REQUEST
Scan the records for the word "EcoWin". Copy each line that includes it.

Data extracted from a collection:
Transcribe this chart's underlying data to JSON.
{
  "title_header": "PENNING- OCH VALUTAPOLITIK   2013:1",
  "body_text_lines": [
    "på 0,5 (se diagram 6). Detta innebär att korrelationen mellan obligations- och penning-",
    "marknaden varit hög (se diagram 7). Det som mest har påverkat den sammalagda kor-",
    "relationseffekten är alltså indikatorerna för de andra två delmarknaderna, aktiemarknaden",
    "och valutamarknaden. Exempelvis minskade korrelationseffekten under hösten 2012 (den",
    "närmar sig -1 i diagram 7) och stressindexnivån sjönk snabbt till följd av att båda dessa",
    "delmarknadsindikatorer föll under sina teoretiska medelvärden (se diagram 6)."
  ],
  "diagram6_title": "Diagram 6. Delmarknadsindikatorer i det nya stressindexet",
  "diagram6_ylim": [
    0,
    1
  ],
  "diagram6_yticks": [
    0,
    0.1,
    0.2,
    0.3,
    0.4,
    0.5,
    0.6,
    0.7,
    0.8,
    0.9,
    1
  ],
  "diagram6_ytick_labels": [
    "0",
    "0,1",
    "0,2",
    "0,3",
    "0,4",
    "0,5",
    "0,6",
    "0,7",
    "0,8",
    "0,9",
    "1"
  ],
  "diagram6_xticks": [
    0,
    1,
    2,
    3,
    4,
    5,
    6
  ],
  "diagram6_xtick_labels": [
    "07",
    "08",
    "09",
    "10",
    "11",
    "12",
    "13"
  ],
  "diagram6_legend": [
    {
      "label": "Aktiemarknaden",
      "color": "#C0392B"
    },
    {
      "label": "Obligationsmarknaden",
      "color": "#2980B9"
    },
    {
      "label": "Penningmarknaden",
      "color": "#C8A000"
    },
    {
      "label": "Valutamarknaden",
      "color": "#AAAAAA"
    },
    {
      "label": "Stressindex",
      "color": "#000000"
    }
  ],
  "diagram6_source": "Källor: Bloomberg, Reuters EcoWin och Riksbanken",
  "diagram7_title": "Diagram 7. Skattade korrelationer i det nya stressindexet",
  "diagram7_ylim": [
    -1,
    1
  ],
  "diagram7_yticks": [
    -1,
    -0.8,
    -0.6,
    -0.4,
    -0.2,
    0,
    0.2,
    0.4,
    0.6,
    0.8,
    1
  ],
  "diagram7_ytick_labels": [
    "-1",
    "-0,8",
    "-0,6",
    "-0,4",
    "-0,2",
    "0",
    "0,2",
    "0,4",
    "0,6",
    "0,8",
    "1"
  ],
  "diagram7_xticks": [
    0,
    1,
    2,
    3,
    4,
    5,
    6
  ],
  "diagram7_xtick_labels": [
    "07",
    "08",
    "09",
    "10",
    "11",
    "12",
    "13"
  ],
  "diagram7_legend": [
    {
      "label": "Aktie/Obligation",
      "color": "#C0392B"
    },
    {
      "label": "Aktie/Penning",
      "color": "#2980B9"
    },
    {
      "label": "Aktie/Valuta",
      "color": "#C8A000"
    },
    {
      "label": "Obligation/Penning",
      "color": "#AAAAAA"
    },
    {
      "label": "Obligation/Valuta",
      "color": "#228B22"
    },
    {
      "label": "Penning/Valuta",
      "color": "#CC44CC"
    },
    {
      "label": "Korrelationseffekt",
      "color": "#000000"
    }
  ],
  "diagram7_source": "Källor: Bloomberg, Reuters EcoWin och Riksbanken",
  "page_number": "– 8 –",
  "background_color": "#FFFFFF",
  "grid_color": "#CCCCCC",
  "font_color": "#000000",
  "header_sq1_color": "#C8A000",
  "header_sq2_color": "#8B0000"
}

COMPLETED TASK
  "diagram6_source": "Källor: Bloomberg, Reuters EcoWin och Riksbanken",
  "diagram7_source": "Källor: Bloomberg, Reuters EcoWin och Riksbanken",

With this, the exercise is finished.